Copy the entries from the start through the line with "The cable 20 is at (810, 365).", replacing "digital communication port" with "serial data port" and keeping everything else the same. Leave out the pictures.
....................
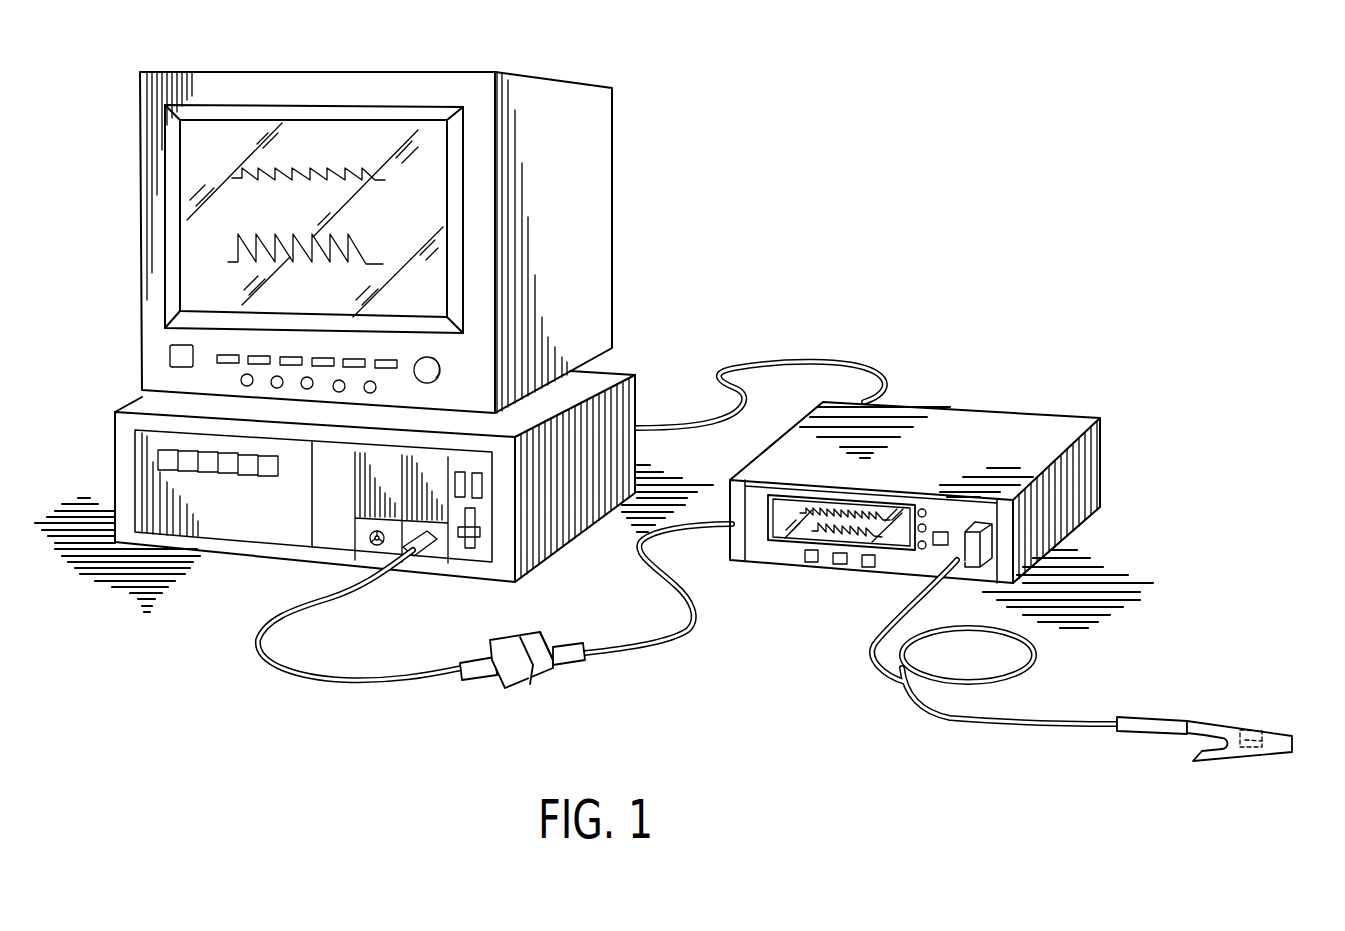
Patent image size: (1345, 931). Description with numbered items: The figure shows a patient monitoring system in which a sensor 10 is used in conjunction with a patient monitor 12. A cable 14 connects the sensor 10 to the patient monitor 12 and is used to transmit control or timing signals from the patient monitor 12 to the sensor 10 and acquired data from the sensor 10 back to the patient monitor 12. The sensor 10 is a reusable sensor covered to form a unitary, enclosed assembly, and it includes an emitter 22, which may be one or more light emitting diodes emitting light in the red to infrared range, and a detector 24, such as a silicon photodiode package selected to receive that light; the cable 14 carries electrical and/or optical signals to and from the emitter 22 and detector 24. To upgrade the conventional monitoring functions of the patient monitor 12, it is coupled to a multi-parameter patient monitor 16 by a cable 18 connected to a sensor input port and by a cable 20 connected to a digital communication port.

The sensor 10 is at (1292, 740).
The patient monitor 12 is at (992, 412).
The cable 14 is at (907, 703).
The multi-parameter patient monitor 16 is at (555, 87).
The cable 18 is at (628, 653).
The cable 20 is at (810, 365).
The emitter 22 is at (1257, 733).
The detector 24 is at (1250, 758).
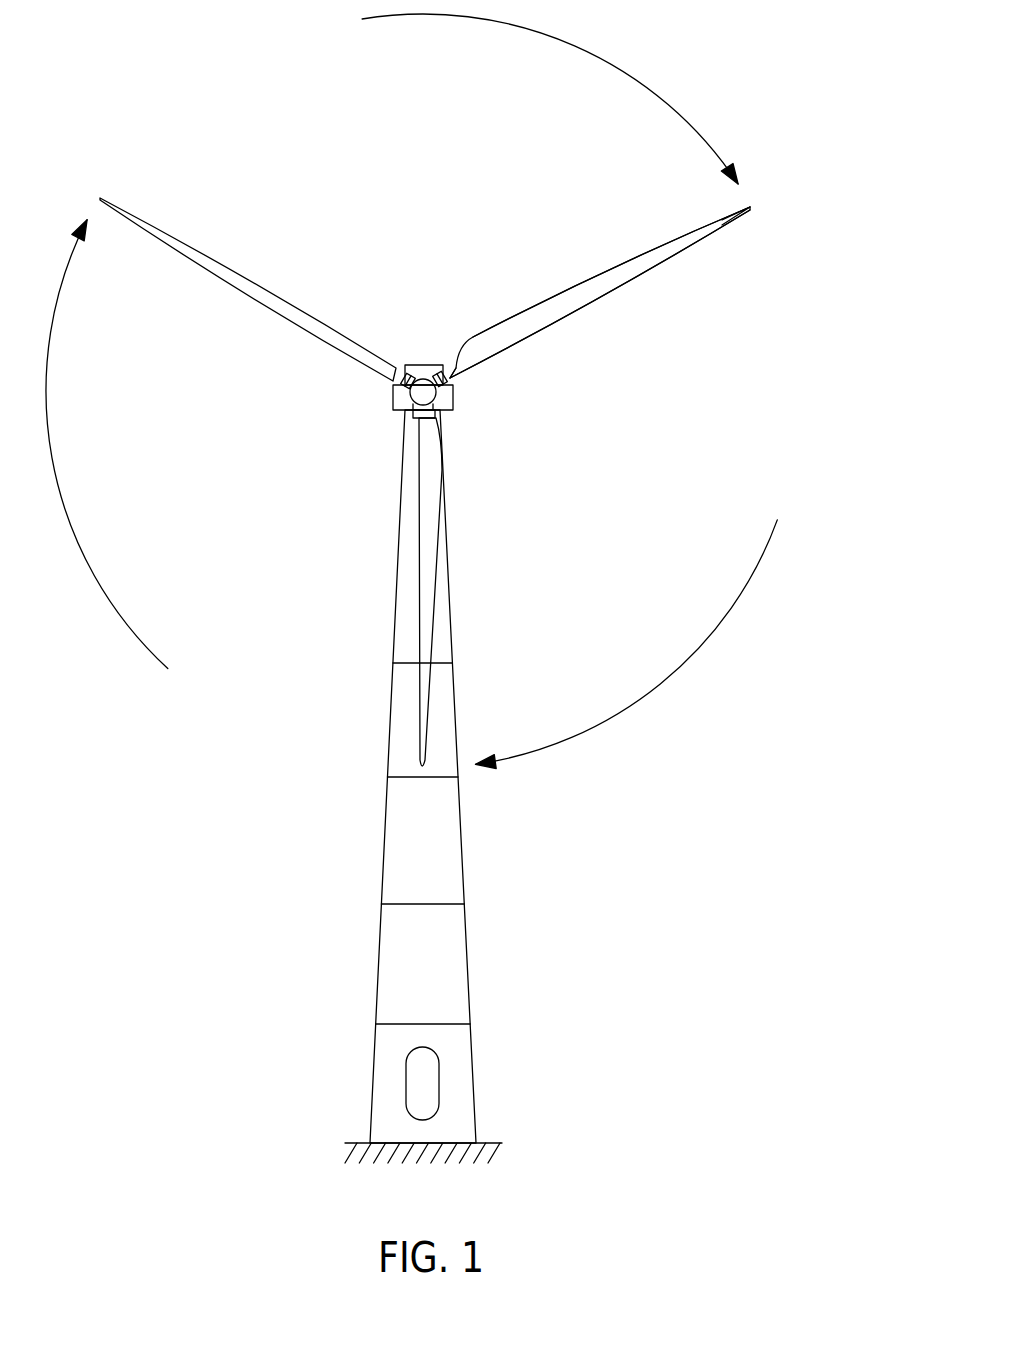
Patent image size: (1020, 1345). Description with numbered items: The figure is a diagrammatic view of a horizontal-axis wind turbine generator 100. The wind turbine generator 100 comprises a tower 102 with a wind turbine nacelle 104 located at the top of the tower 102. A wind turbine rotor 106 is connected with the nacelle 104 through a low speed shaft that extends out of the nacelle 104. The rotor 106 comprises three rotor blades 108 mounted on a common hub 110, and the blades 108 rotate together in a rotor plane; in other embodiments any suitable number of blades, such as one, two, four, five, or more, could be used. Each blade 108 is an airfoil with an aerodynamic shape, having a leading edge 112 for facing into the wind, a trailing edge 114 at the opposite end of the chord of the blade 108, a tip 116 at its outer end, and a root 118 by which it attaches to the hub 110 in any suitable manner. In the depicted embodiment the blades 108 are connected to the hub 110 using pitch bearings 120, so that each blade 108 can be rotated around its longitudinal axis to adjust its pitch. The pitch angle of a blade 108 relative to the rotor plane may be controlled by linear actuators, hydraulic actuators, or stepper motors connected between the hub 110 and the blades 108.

The wind turbine generator 100 is at (362, 972).
The tower 102 is at (443, 850).
The wind turbine nacelle 104 is at (450, 414).
The wind turbine rotor 106 is at (500, 448).
The rotor blades 108 is at (205, 273).
The hub 110 is at (425, 392).
The leading edge 112 is at (625, 283).
The trailing edge 114 is at (635, 258).
The tip 116 is at (758, 195).
The root 118 is at (468, 387).
The pitch bearings 120 is at (398, 377).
....................
Answer:
Patent image size: (1345, 931). Description with numbered items: The figure shows a patient monitoring system in which a sensor 10 is used in conjunction with a patient monitor 12. A cable 14 connects the sensor 10 to the patient monitor 12 and is used to transmit control or timing signals from the patient monitor 12 to the sensor 10 and acquired data from the sensor 10 back to the patient monitor 12. The sensor 10 is a reusable sensor covered to form a unitary, enclosed assembly, and it includes an emitter 22, which may be one or more light emitting diodes emitting light in the red to infrared range, and a detector 24, such as a silicon photodiode package selected to receive that light; the cable 14 carries electrical and/or optical signals to and from the emitter 22 and detector 24. To upgrade the conventional monitoring functions of the patient monitor 12, it is coupled to a multi-parameter patient monitor 16 by a cable 18 connected to a sensor input port and by a cable 20 connected to a serial data port.

The sensor 10 is at (1292, 740).
The patient monitor 12 is at (992, 412).
The cable 14 is at (907, 703).
The multi-parameter patient monitor 16 is at (555, 87).
The cable 18 is at (628, 653).
The cable 20 is at (810, 365).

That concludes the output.